• Rows from a dataset
::::
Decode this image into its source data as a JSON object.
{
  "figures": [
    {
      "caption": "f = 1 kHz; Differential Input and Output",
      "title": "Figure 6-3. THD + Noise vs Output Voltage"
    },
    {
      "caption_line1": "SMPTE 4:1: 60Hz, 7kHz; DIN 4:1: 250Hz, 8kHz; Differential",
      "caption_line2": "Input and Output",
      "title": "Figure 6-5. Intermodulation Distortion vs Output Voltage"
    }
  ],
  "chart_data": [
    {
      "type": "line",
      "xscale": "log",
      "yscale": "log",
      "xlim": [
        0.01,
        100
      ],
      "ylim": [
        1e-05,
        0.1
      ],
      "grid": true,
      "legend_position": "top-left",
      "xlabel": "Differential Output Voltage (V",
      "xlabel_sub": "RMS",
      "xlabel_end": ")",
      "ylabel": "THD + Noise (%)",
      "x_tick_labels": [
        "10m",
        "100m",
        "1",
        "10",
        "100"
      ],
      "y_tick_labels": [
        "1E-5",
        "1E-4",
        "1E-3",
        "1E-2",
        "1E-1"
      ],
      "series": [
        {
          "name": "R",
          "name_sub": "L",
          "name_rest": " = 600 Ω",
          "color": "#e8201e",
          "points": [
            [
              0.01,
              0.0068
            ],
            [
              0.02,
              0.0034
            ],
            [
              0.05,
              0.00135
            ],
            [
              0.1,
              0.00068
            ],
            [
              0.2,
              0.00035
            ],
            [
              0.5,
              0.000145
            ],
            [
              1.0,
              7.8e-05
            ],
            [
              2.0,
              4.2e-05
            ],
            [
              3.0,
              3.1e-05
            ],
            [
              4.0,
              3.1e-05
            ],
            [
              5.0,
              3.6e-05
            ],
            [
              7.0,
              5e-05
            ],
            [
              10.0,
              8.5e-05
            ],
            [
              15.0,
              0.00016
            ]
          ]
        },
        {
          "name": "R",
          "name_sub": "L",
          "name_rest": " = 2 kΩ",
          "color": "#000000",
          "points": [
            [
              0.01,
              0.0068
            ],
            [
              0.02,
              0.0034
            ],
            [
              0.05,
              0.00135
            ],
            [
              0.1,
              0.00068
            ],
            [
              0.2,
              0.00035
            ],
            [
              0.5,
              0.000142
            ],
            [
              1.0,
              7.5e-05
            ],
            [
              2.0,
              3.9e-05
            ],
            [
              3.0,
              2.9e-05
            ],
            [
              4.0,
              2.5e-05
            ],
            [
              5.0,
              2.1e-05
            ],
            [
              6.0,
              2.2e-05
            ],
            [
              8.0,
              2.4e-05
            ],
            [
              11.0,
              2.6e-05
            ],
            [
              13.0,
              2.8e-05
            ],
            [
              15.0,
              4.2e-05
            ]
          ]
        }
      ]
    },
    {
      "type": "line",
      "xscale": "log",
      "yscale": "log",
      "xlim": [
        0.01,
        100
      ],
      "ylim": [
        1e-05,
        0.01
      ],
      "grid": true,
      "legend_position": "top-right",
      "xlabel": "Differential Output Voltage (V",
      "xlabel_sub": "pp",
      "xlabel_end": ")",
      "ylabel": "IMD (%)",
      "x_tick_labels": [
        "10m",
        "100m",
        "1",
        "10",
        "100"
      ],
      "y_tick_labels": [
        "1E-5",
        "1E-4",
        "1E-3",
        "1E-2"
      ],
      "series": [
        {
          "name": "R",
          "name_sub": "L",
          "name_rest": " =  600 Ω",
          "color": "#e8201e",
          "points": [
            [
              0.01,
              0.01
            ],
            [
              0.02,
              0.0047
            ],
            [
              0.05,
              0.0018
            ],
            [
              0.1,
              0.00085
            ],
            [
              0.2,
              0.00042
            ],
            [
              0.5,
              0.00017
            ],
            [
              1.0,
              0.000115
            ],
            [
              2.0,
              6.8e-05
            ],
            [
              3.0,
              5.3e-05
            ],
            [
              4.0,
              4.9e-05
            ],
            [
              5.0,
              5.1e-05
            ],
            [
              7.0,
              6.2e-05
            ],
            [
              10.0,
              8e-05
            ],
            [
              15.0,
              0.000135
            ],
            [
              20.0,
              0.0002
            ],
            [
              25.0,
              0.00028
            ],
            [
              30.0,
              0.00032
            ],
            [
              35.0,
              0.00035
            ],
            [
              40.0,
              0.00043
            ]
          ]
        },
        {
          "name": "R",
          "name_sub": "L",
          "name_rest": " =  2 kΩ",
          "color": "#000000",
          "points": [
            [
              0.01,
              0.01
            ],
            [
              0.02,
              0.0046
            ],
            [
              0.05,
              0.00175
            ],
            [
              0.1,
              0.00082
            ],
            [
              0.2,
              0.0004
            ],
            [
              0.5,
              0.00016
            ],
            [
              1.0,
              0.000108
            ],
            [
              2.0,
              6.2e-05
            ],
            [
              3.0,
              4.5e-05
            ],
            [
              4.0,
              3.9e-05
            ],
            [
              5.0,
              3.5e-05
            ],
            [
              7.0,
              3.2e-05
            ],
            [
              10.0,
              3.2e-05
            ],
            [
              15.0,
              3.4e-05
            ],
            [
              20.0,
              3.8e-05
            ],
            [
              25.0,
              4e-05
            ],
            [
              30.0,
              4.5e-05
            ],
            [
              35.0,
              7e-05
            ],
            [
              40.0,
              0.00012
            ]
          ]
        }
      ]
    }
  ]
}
::::
• Problem statement
From the data above, pick out each line containing "Noise" and copy it.

• Full answer
      "title": "Figure 6-3. THD + Noise vs Output Voltage"
      "ylabel": "THD + Noise (%)",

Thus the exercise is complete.